***** BRANO DI RIFERIMENTO *****

Inizia nel '63 il sodalizio di Losey con Harold Pinter, con il quale lavorerà fino al 1971 con i successivi The accident e The Go- Between. La mano dell'autore teatrale si vede soprattutto per le implicazioni olistiche racchiuse nei dialoghi frontali: scontato soffermarsi sul capovolgimento della dialettica servo - signore con le relative letture post hegeliane. Meno lo è il tema della dominazione, della sfida quasi scacchistica del gatto contro un topo che non sa di esserlo. E' un vecchio cruccio di Pinter, al quale vanno ad aggiungersi la pacatezza di un amore omosessuale solo ipotetico e l'ambiguità dei legami interpersonali, specie con le donne. Non deve certo stupire che proprio Pinter abbia rivisitato la sceneggiatura di Sleuth (2007) con questi rodatissimi capisaldi.
Ne Il servo, inoltre, alla sceneggiatura si affiancano fotografia e regia impeccabili, in cui profondità di campo e primissimi piani esasperano la bravura degli interpreti in uno spazio scenico non troppo arioso, non troppo soffocante. Geniale comunque l'esasperazione dei particolari, sia per esercizio di stile, come i riflessi nello specchio convesso (a tributo del dipinto I coniugi Arnolfini), sia per il simbolismo degli oggetti, come il pendolo dell'ultima scena. Utile a correggere, con una metafora visiva, un finale di forte crudezza e debole verosimiglianza, con eccessi comunque perdonabili.
Lodevoli non solo gli inquietanti occhi di Bogarde, ma anche quelli della finta ingenua Vera (Sarah Miles).

*****

§ **COMPITO RICHIESTO A**
Secondo il brano su Il servo, fino a quale anno Losey lavorerà con Harold Pinter?
§ **COMPITO RICHIESTO B**
Riporti fedelmente il passo del brano su Il servo che va da "Inizia nel '63" fino a "questi rodatissimi capisaldi." compreso.

***** DATI PRESENTATI *****

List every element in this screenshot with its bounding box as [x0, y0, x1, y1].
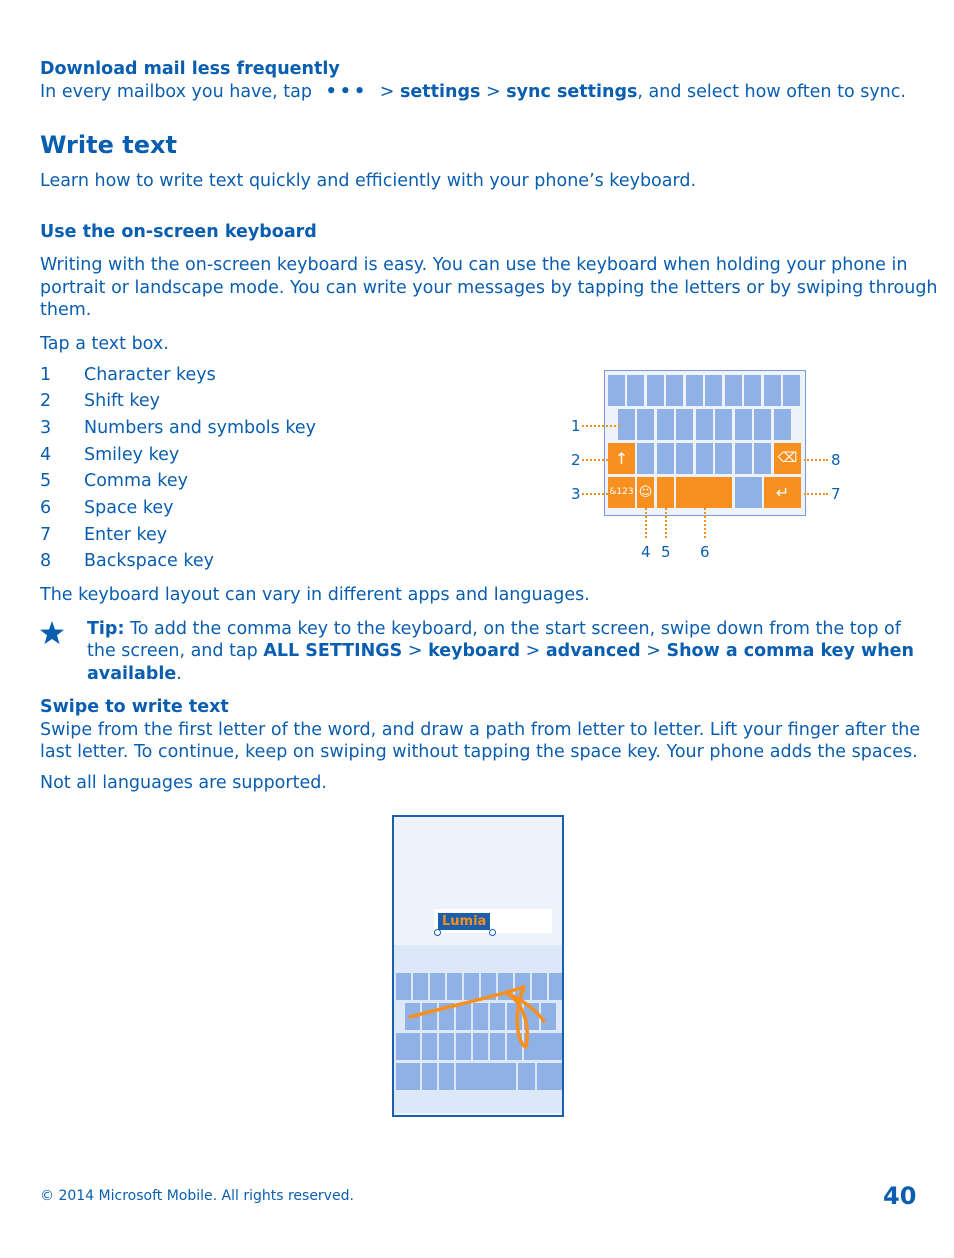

*****

§ **RISPOSTA DEFINITIVA A**
Fino al 1971.

§ **RISPOSTA DEFINITIVA B**
Inizia nel '63 il sodalizio di Losey con Harold Pinter, con il quale lavorerà fino al 1971 con i successivi The accident e The Go- Between. La mano dell'autore teatrale si vede soprattutto per le implicazioni olistiche racchiuse nei dialoghi frontali: scontato soffermarsi sul capovolgimento della dialettica servo - signore con le relative letture post hegeliane. Meno lo è il tema della dominazione, della sfida quasi scacchistica del gatto contro un topo che non sa di esserlo. E' un vecchio cruccio di Pinter, al quale vanno ad aggiungersi la pacatezza di un amore omosessuale solo ipotetico e l'ambiguità dei legami interpersonali, specie con le donne. Non deve certo stupire che proprio Pinter abbia rivisitato la sceneggiatura di Sleuth (2007) con questi rodatissimi capisaldi.